• _Challenge_: Every line below should be copied exactly; drop the pictures.

____ Material for this task

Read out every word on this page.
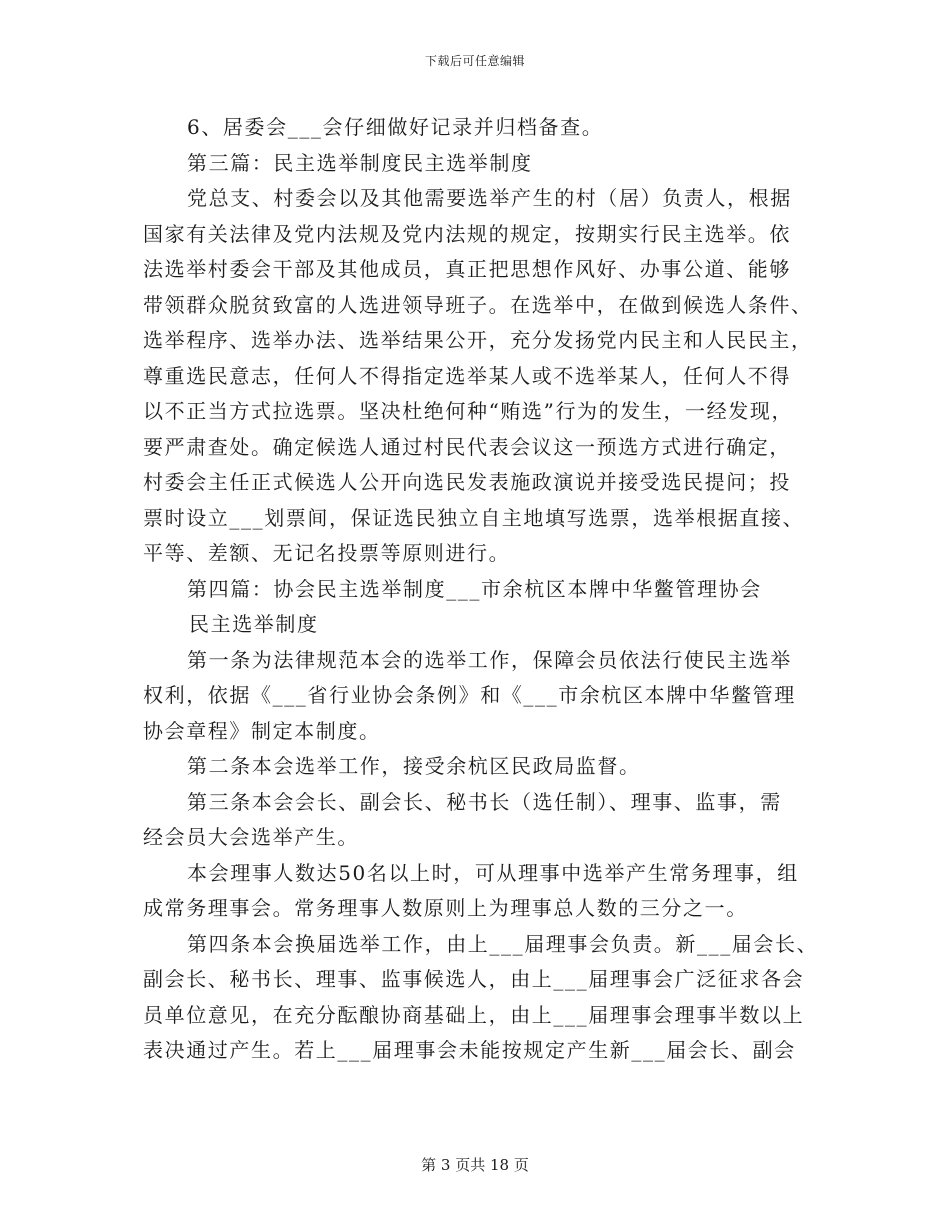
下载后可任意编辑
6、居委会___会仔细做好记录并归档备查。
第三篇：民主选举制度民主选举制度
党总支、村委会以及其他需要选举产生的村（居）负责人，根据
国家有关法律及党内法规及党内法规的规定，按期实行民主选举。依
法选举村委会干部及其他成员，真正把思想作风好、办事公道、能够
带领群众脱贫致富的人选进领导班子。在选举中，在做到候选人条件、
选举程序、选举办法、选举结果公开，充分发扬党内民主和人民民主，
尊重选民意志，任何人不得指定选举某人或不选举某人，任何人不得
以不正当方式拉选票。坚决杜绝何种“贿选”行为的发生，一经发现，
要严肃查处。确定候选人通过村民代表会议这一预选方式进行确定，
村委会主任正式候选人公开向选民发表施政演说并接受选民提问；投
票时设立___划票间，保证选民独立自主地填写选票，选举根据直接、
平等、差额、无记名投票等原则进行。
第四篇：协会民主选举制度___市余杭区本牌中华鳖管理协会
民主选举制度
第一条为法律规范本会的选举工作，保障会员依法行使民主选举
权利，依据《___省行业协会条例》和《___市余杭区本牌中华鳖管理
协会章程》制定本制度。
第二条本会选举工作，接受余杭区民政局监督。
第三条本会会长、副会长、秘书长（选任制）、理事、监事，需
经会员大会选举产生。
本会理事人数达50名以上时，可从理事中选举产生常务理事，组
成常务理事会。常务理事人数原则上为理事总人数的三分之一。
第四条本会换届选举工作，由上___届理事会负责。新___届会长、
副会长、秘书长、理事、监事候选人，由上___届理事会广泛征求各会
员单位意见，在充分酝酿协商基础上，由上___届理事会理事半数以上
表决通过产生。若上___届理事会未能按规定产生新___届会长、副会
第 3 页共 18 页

________

• _Result for this exercise_:
Read out every word on this page.
下载后可任意编辑
6、居委会___会仔细做好记录并归档备查。
第三篇：民主选举制度民主选举制度
党总支、村委会以及其他需要选举产生的村（居）负责人，根据
国家有关法律及党内法规及党内法规的规定，按期实行民主选举。依
法选举村委会干部及其他成员，真正把思想作风好、办事公道、能够
带领群众脱贫致富的人选进领导班子。在选举中，在做到候选人条件、
选举程序、选举办法、选举结果公开，充分发扬党内民主和人民民主，
尊重选民意志，任何人不得指定选举某人或不选举某人，任何人不得
以不正当方式拉选票。坚决杜绝何种“贿选”行为的发生，一经发现，
要严肃查处。确定候选人通过村民代表会议这一预选方式进行确定，
村委会主任正式候选人公开向选民发表施政演说并接受选民提问；投
票时设立___划票间，保证选民独立自主地填写选票，选举根据直接、
平等、差额、无记名投票等原则进行。
第四篇：协会民主选举制度___市余杭区本牌中华鳖管理协会
民主选举制度
第一条为法律规范本会的选举工作，保障会员依法行使民主选举
权利，依据《___省行业协会条例》和《___市余杭区本牌中华鳖管理
协会章程》制定本制度。
第二条本会选举工作，接受余杭区民政局监督。
第三条本会会长、副会长、秘书长（选任制）、理事、监事，需
经会员大会选举产生。
本会理事人数达50名以上时，可从理事中选举产生常务理事，组
成常务理事会。常务理事人数原则上为理事总人数的三分之一。
第四条本会换届选举工作，由上___届理事会负责。新___届会长、
副会长、秘书长、理事、监事候选人，由上___届理事会广泛征求各会
员单位意见，在充分酝酿协商基础上，由上___届理事会理事半数以上
表决通过产生。若上___届理事会未能按规定产生新___届会长、副会
第 3 页共 18 页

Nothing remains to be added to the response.